Aim >>
All lines featuring the string "left" are to be listed.

Material provided >>
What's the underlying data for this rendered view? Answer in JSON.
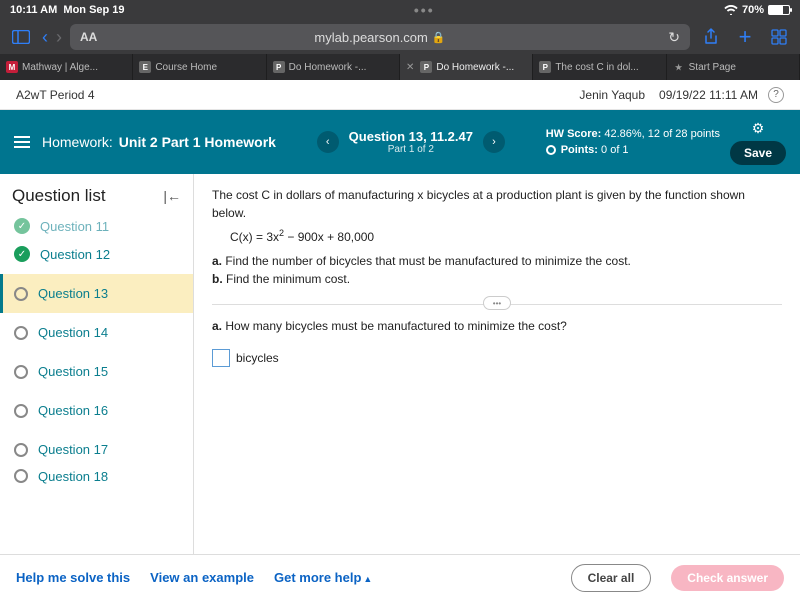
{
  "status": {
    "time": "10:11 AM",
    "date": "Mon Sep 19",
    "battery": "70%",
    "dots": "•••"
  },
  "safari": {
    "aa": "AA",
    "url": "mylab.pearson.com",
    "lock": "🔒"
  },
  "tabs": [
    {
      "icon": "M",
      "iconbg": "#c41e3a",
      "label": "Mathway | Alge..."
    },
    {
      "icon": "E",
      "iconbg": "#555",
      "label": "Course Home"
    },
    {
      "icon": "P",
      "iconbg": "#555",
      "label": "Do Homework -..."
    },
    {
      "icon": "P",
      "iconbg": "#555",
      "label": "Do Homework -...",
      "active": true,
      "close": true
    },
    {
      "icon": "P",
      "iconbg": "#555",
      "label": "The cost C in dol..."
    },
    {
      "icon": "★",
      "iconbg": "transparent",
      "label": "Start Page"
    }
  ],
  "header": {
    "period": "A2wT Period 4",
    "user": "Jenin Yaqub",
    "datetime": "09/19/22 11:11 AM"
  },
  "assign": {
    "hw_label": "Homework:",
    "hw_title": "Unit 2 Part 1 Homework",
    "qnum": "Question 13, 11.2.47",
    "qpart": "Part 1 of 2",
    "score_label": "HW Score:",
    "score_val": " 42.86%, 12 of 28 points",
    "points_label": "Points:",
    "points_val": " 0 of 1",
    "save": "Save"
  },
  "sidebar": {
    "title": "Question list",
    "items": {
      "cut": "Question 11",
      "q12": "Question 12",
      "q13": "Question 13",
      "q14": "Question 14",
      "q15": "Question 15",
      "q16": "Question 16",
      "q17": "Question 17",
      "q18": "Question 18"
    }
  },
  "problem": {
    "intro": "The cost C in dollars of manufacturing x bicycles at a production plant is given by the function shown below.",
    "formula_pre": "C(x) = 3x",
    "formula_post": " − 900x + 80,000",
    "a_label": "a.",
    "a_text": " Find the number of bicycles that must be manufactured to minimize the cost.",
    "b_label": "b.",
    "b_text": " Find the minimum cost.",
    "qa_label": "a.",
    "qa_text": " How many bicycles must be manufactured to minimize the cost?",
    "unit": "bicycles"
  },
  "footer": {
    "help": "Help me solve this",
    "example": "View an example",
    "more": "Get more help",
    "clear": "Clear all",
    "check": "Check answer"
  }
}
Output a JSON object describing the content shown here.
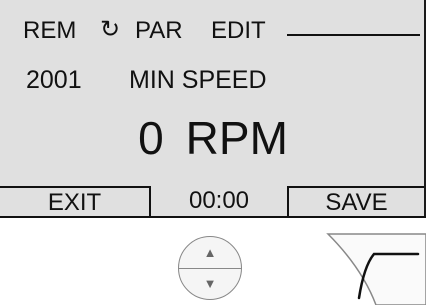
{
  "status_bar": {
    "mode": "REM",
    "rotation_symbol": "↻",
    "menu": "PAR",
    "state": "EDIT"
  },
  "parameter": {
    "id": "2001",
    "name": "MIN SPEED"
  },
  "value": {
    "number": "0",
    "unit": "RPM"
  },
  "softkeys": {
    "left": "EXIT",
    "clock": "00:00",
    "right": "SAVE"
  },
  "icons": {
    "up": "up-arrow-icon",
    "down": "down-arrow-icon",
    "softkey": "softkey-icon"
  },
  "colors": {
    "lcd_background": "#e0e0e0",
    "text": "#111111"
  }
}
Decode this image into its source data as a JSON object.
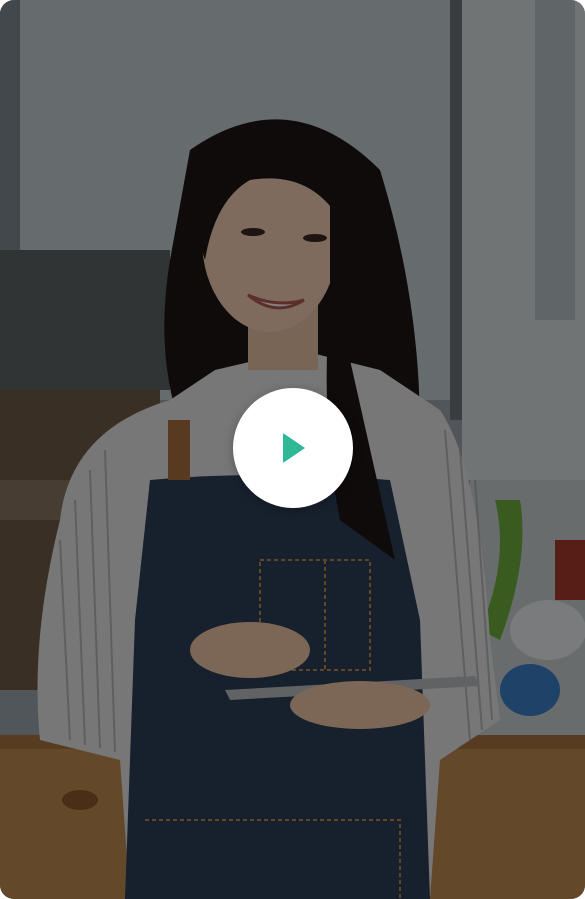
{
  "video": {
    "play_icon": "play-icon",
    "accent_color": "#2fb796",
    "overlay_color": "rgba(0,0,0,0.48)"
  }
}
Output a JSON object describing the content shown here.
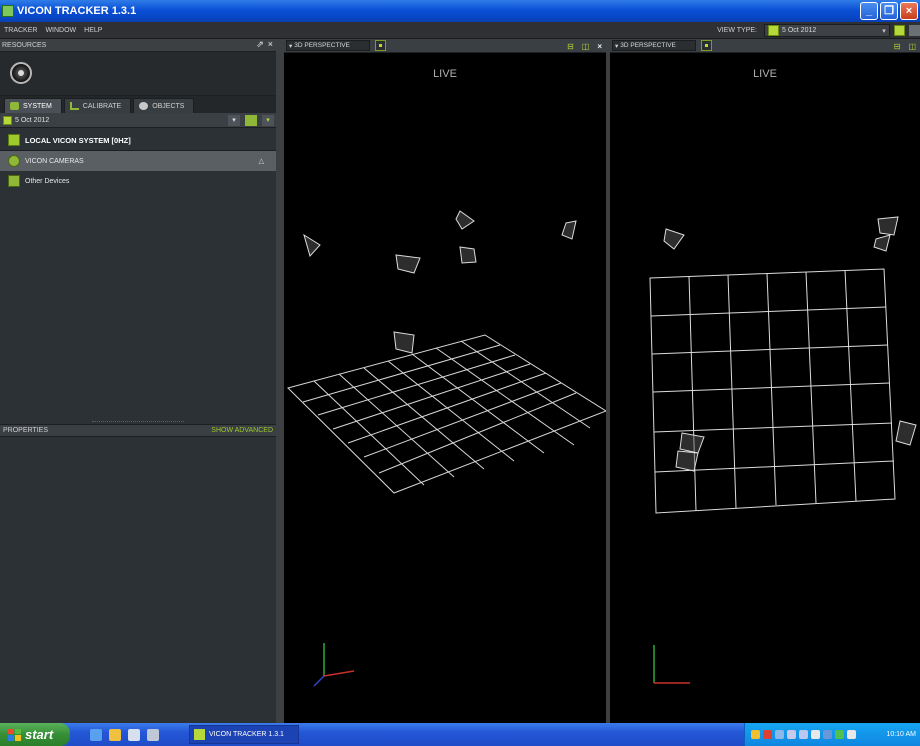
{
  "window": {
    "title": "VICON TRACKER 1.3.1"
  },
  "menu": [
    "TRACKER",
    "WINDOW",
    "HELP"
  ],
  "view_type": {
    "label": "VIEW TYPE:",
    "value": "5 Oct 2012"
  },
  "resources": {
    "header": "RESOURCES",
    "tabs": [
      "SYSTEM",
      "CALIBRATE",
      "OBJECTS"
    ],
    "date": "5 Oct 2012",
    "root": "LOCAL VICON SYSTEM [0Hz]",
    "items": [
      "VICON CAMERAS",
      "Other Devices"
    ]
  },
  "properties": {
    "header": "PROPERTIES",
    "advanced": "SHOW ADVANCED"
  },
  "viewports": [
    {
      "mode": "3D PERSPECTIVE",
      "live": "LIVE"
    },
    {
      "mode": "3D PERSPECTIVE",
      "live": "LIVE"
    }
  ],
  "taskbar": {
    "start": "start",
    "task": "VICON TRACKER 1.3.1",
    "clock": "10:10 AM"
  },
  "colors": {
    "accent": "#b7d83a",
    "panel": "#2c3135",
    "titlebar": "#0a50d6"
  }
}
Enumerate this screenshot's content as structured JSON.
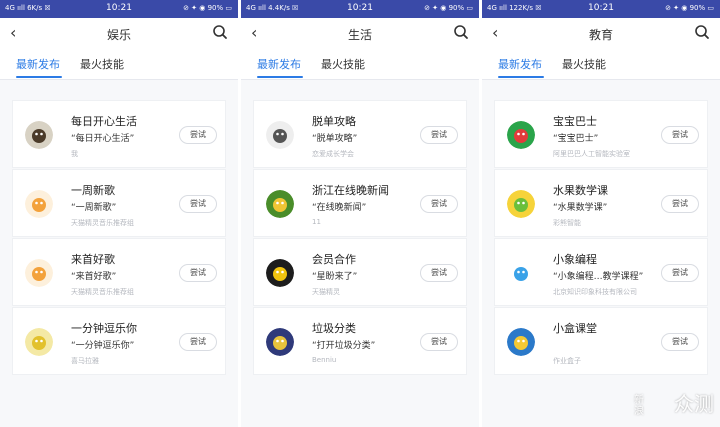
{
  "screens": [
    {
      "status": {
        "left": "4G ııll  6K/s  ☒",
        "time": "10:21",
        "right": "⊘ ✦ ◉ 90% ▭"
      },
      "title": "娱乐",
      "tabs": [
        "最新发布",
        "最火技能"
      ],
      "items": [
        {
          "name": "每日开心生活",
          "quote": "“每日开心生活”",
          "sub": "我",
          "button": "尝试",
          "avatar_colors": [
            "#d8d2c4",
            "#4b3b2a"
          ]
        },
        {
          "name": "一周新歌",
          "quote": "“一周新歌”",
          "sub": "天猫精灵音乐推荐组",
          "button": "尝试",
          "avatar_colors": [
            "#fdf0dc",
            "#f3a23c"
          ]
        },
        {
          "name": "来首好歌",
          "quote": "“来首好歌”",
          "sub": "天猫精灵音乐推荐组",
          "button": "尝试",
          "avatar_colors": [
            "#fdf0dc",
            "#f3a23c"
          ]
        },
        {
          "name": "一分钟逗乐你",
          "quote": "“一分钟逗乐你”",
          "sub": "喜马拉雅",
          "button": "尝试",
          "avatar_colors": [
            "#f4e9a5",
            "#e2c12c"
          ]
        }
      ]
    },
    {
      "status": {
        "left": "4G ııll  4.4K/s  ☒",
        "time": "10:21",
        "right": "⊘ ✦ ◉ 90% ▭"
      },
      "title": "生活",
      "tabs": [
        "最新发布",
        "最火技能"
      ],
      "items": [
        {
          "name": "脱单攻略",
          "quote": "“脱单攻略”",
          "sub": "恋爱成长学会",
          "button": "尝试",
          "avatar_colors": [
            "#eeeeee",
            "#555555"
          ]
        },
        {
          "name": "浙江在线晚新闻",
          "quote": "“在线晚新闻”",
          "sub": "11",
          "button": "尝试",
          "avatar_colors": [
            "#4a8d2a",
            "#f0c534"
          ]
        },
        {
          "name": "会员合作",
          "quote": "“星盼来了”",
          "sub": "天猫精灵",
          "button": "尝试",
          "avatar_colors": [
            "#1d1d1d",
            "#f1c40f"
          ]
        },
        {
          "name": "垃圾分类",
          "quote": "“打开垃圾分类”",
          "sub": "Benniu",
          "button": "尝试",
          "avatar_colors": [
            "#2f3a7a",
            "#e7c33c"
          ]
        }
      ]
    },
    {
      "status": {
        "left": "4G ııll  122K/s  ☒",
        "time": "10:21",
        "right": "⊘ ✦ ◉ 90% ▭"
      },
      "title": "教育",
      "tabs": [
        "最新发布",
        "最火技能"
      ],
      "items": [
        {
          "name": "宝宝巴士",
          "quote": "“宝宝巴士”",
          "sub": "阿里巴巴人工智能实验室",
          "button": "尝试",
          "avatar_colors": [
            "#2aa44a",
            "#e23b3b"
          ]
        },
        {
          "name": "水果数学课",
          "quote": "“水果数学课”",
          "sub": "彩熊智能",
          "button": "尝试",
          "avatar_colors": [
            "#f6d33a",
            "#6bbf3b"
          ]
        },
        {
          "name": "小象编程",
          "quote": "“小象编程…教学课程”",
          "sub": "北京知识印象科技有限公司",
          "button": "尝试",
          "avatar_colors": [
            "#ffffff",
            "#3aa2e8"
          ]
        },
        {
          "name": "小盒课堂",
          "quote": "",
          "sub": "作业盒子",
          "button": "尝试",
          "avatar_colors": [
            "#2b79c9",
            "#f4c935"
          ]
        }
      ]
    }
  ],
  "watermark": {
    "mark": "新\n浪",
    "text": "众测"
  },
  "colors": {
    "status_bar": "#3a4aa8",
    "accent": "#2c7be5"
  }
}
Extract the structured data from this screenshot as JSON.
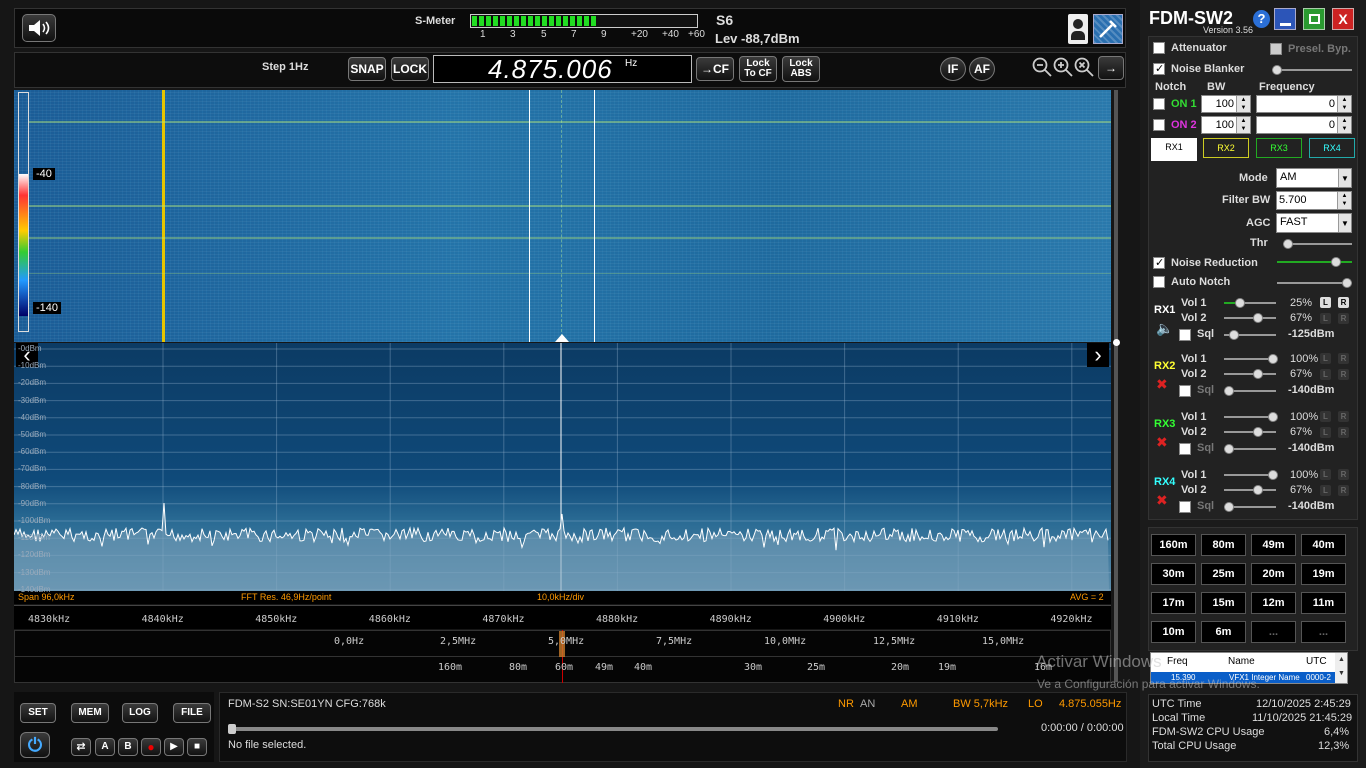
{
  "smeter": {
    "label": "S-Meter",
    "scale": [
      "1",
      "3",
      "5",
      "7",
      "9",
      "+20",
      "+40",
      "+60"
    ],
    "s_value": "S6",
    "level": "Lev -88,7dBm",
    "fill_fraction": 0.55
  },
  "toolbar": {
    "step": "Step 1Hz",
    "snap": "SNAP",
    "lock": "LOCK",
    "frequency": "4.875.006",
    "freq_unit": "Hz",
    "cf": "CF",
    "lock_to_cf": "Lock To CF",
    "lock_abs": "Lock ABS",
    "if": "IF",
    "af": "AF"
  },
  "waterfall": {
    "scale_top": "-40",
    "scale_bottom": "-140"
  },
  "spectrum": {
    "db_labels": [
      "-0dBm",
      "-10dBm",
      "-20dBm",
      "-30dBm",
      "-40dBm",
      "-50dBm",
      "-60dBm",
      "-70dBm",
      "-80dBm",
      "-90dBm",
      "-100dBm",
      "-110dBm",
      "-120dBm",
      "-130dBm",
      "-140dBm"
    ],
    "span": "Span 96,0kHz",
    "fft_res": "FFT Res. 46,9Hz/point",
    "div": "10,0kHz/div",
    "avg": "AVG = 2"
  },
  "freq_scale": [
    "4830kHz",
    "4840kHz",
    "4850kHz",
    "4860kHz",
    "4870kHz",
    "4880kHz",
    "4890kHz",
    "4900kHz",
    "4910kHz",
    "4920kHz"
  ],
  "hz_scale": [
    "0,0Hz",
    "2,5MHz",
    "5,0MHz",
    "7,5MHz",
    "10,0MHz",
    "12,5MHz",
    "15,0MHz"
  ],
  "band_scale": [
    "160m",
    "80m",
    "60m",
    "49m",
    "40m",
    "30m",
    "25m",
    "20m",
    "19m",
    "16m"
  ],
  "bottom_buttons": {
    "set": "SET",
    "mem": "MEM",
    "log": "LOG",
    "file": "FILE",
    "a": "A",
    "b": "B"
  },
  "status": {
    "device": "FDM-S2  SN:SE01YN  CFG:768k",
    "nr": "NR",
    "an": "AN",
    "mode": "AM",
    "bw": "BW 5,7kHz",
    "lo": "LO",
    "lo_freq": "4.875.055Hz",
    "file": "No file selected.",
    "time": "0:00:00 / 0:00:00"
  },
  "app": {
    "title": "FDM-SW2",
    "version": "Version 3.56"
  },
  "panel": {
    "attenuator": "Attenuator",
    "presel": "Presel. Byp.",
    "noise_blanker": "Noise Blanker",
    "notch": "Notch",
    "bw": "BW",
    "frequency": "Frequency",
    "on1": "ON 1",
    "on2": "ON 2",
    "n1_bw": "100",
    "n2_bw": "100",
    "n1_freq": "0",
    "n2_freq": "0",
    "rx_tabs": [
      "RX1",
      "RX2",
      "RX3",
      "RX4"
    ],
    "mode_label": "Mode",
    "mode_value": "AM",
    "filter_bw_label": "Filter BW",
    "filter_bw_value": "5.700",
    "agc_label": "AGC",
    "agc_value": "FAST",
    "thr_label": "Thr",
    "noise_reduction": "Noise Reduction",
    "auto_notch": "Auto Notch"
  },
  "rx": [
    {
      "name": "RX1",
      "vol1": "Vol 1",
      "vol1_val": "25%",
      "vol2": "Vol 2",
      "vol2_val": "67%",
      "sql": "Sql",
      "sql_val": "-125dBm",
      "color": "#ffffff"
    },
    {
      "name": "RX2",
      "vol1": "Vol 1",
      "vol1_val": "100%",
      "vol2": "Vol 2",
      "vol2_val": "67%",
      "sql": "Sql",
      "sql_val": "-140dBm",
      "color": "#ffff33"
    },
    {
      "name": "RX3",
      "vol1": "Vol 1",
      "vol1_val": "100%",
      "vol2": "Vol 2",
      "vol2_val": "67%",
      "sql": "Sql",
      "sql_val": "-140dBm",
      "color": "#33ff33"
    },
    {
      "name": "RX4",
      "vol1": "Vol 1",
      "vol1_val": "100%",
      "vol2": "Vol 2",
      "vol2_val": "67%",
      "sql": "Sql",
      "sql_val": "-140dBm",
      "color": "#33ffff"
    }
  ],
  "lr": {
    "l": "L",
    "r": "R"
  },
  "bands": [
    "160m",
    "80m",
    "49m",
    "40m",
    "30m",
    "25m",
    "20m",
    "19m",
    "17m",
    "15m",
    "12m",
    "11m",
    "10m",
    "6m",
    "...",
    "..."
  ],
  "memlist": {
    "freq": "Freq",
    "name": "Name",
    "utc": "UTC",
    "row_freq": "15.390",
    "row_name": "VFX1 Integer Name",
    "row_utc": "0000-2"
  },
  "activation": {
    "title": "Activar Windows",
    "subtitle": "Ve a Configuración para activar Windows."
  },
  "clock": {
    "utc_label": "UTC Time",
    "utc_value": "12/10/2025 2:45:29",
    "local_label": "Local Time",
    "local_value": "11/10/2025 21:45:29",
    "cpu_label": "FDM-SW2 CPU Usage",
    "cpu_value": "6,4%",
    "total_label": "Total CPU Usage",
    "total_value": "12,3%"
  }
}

Result for this task >>
    "left": "EXIT",
        "left": "4G ııll  6K/s  ☒",
        "left": "4G ııll  4.4K/s  ☒",
        "left": "4G ııll  122K/s  ☒",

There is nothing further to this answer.